WHAT YOU HAVE TO DO: Exclude all pictures, then copy each of the records exactly as written.

GIVEN DATA:

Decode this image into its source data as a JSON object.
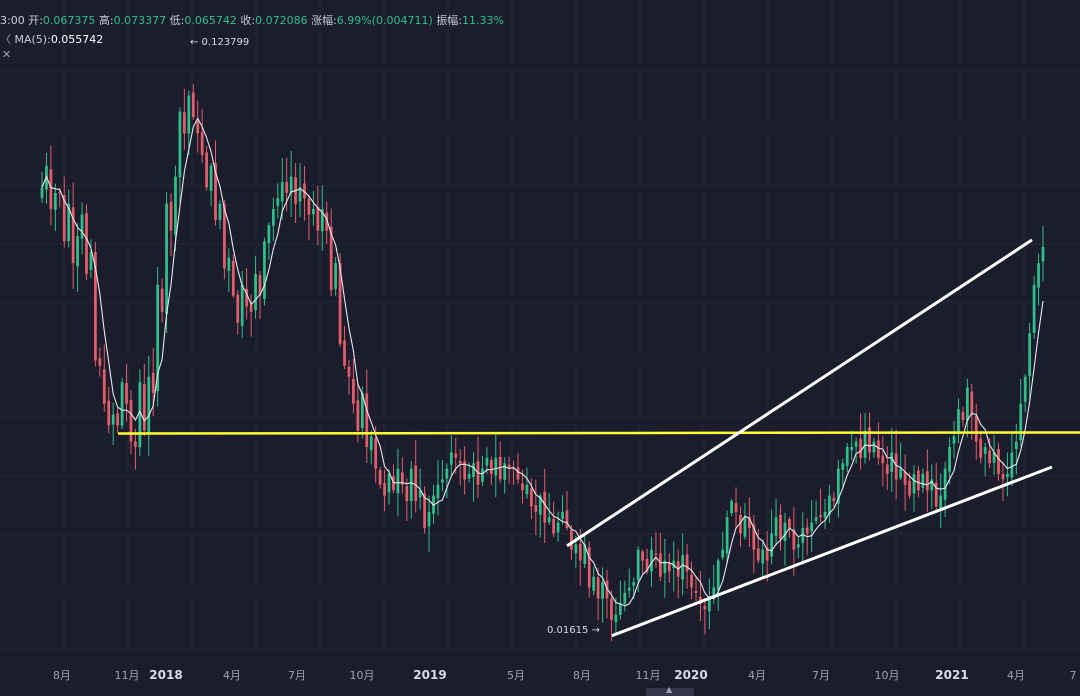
{
  "header": {
    "time_fragment": "3:00",
    "open_label": "开:",
    "open_value": "0.067375",
    "high_label": "高:",
    "high_value": "0.073377",
    "low_label": "低:",
    "low_value": "0.065742",
    "close_label": "收:",
    "close_value": "0.072086",
    "change_label": "涨幅:",
    "change_value": "6.99%(0.004711)",
    "amplitude_label": "振幅:",
    "amplitude_value": "11.33%",
    "ma_label": "MA(5):",
    "ma_value": "0.055742",
    "collapse_glyph": "〈"
  },
  "colors": {
    "background": "#1b1c2c",
    "up": "#2fbf8a",
    "down": "#e35d6a",
    "ma_line": "#e8e8ee",
    "support_line": "#ffff33",
    "trend_lines": "#ffffff",
    "axis_text": "#9da2b3",
    "grid": "#262839"
  },
  "chart_data": {
    "type": "candlestick",
    "timeframe": "weekly",
    "grid": true,
    "x_axis_labels": [
      "8月",
      "11月",
      "2018",
      "4月",
      "7月",
      "10月",
      "2019",
      "5月",
      "8月",
      "11月",
      "2020",
      "4月",
      "7月",
      "10月",
      "2021",
      "4月",
      "7"
    ],
    "y_axis_visible": false,
    "annotations": [
      {
        "text": "← 0.123799",
        "meaning": "period high"
      },
      {
        "text": "0.01615 →",
        "meaning": "period low"
      }
    ],
    "overlays": [
      {
        "type": "horizontal_line",
        "color": "#ffff33",
        "value": 0.0525
      },
      {
        "type": "channel_upper",
        "color": "#ffffff",
        "points": [
          [
            0.0326,
            0.0317
          ],
          [
            0.0888,
            0.0883
          ]
        ]
      },
      {
        "type": "channel_lower",
        "color": "#ffffff",
        "points": [
          [
            0.0151,
            0.0151
          ],
          [
            0.0463,
            0.0463
          ]
        ]
      }
    ],
    "ma_period": 5,
    "close_profile": [
      0.098,
      0.102,
      0.094,
      0.097,
      0.097,
      0.088,
      0.095,
      0.084,
      0.089,
      0.093,
      0.082,
      0.086,
      0.066,
      0.065,
      0.058,
      0.054,
      0.056,
      0.054,
      0.062,
      0.058,
      0.051,
      0.05,
      0.062,
      0.053,
      0.063,
      0.06,
      0.08,
      0.075,
      0.095,
      0.09,
      0.1,
      0.112,
      0.108,
      0.115,
      0.111,
      0.108,
      0.104,
      0.098,
      0.102,
      0.092,
      0.095,
      0.083,
      0.085,
      0.078,
      0.073,
      0.08,
      0.076,
      0.075,
      0.082,
      0.078,
      0.088,
      0.091,
      0.094,
      0.096,
      0.099,
      0.097,
      0.1,
      0.095,
      0.098,
      0.096,
      0.093,
      0.094,
      0.09,
      0.094,
      0.09,
      0.079,
      0.084,
      0.069,
      0.065,
      0.063,
      0.058,
      0.053,
      0.06,
      0.05,
      0.052,
      0.046,
      0.043,
      0.041,
      0.045,
      0.042,
      0.046,
      0.043,
      0.04,
      0.046,
      0.04,
      0.042,
      0.035,
      0.038,
      0.041,
      0.043,
      0.044,
      0.046,
      0.049,
      0.048,
      0.047,
      0.044,
      0.045,
      0.047,
      0.043,
      0.046,
      0.048,
      0.045,
      0.048,
      0.044,
      0.047,
      0.046,
      0.046,
      0.044,
      0.042,
      0.043,
      0.039,
      0.038,
      0.041,
      0.036,
      0.037,
      0.034,
      0.036,
      0.038,
      0.035,
      0.031,
      0.032,
      0.029,
      0.032,
      0.024,
      0.026,
      0.022,
      0.025,
      0.022,
      0.018,
      0.019,
      0.021,
      0.023,
      0.024,
      0.025,
      0.031,
      0.029,
      0.027,
      0.031,
      0.03,
      0.026,
      0.029,
      0.027,
      0.029,
      0.026,
      0.03,
      0.027,
      0.024,
      0.023,
      0.021,
      0.02,
      0.022,
      0.024,
      0.029,
      0.031,
      0.037,
      0.04,
      0.038,
      0.034,
      0.037,
      0.035,
      0.031,
      0.029,
      0.031,
      0.029,
      0.034,
      0.037,
      0.033,
      0.036,
      0.035,
      0.031,
      0.032,
      0.035,
      0.034,
      0.036,
      0.037,
      0.037,
      0.038,
      0.041,
      0.04,
      0.046,
      0.047,
      0.05,
      0.05,
      0.051,
      0.048,
      0.053,
      0.049,
      0.051,
      0.048,
      0.047,
      0.045,
      0.049,
      0.044,
      0.046,
      0.043,
      0.041,
      0.045,
      0.042,
      0.045,
      0.042,
      0.044,
      0.039,
      0.041,
      0.046,
      0.05,
      0.052,
      0.057,
      0.055,
      0.061,
      0.056,
      0.051,
      0.048,
      0.05,
      0.047,
      0.049,
      0.045,
      0.044,
      0.045,
      0.049,
      0.051,
      0.058,
      0.063,
      0.071,
      0.08,
      0.084,
      0.087
    ]
  }
}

EXERCISE OUTPUT:
Decode this image into its source data as a JSON object.
{
  "header": {
    "time_fragment": "3:00",
    "open_label": "开:",
    "open_value": "0.067375",
    "high_label": "高:",
    "high_value": "0.073377",
    "low_label": "低:",
    "low_value": "0.065742",
    "close_label": "收:",
    "close_value": "0.072086",
    "change_label": "涨幅:",
    "change_value": "6.99%(0.004711)",
    "amplitude_label": "振幅:",
    "amplitude_value": "11.33%",
    "ma_label": "MA(5):",
    "ma_value": "0.055742",
    "collapse_glyph": "〈"
  },
  "colors": {
    "background": "#1b1c2c",
    "up": "#2fbf8a",
    "down": "#e35d6a",
    "ma_line": "#e8e8ee",
    "support_line": "#ffff33",
    "trend_lines": "#ffffff",
    "axis_text": "#9da2b3",
    "grid": "#262839"
  },
  "chart_data": {
    "type": "candlestick",
    "timeframe": "weekly",
    "grid": true,
    "x_axis_labels": [
      "8月",
      "11月",
      "2018",
      "4月",
      "7月",
      "10月",
      "2019",
      "5月",
      "8月",
      "11月",
      "2020",
      "4月",
      "7月",
      "10月",
      "2021",
      "4月",
      "7"
    ],
    "y_axis_visible": false,
    "annotations": [
      {
        "text": "← 0.123799",
        "meaning": "period high"
      },
      {
        "text": "0.01615 →",
        "meaning": "period low"
      }
    ],
    "overlays": [
      {
        "type": "horizontal_line",
        "color": "#ffff33",
        "value": 0.0525
      },
      {
        "type": "channel_upper",
        "color": "#ffffff",
        "points": [
          [
            0.0326,
            0.0317
          ],
          [
            0.0888,
            0.0883
          ]
        ]
      },
      {
        "type": "channel_lower",
        "color": "#ffffff",
        "points": [
          [
            0.0151,
            0.0151
          ],
          [
            0.0463,
            0.0463
          ]
        ]
      }
    ],
    "ma_period": 5,
    "close_profile": [
      0.098,
      0.102,
      0.094,
      0.097,
      0.097,
      0.088,
      0.095,
      0.084,
      0.089,
      0.093,
      0.082,
      0.086,
      0.066,
      0.065,
      0.058,
      0.054,
      0.056,
      0.054,
      0.062,
      0.058,
      0.051,
      0.05,
      0.062,
      0.053,
      0.063,
      0.06,
      0.08,
      0.075,
      0.095,
      0.09,
      0.1,
      0.112,
      0.108,
      0.115,
      0.111,
      0.108,
      0.104,
      0.098,
      0.102,
      0.092,
      0.095,
      0.083,
      0.085,
      0.078,
      0.073,
      0.08,
      0.076,
      0.075,
      0.082,
      0.078,
      0.088,
      0.091,
      0.094,
      0.096,
      0.099,
      0.097,
      0.1,
      0.095,
      0.098,
      0.096,
      0.093,
      0.094,
      0.09,
      0.094,
      0.09,
      0.079,
      0.084,
      0.069,
      0.065,
      0.063,
      0.058,
      0.053,
      0.06,
      0.05,
      0.052,
      0.046,
      0.043,
      0.041,
      0.045,
      0.042,
      0.046,
      0.043,
      0.04,
      0.046,
      0.04,
      0.042,
      0.035,
      0.038,
      0.041,
      0.043,
      0.044,
      0.046,
      0.049,
      0.048,
      0.047,
      0.044,
      0.045,
      0.047,
      0.043,
      0.046,
      0.048,
      0.045,
      0.048,
      0.044,
      0.047,
      0.046,
      0.046,
      0.044,
      0.042,
      0.043,
      0.039,
      0.038,
      0.041,
      0.036,
      0.037,
      0.034,
      0.036,
      0.038,
      0.035,
      0.031,
      0.032,
      0.029,
      0.032,
      0.024,
      0.026,
      0.022,
      0.025,
      0.022,
      0.018,
      0.019,
      0.021,
      0.023,
      0.024,
      0.025,
      0.031,
      0.029,
      0.027,
      0.031,
      0.03,
      0.026,
      0.029,
      0.027,
      0.029,
      0.026,
      0.03,
      0.027,
      0.024,
      0.023,
      0.021,
      0.02,
      0.022,
      0.024,
      0.029,
      0.031,
      0.037,
      0.04,
      0.038,
      0.034,
      0.037,
      0.035,
      0.031,
      0.029,
      0.031,
      0.029,
      0.034,
      0.037,
      0.033,
      0.036,
      0.035,
      0.031,
      0.032,
      0.035,
      0.034,
      0.036,
      0.037,
      0.037,
      0.038,
      0.041,
      0.04,
      0.046,
      0.047,
      0.05,
      0.05,
      0.051,
      0.048,
      0.053,
      0.049,
      0.051,
      0.048,
      0.047,
      0.045,
      0.049,
      0.044,
      0.046,
      0.043,
      0.041,
      0.045,
      0.042,
      0.045,
      0.042,
      0.044,
      0.039,
      0.041,
      0.046,
      0.05,
      0.052,
      0.057,
      0.055,
      0.061,
      0.056,
      0.051,
      0.048,
      0.05,
      0.047,
      0.049,
      0.045,
      0.044,
      0.045,
      0.049,
      0.051,
      0.058,
      0.063,
      0.071,
      0.08,
      0.084,
      0.087
    ]
  }
}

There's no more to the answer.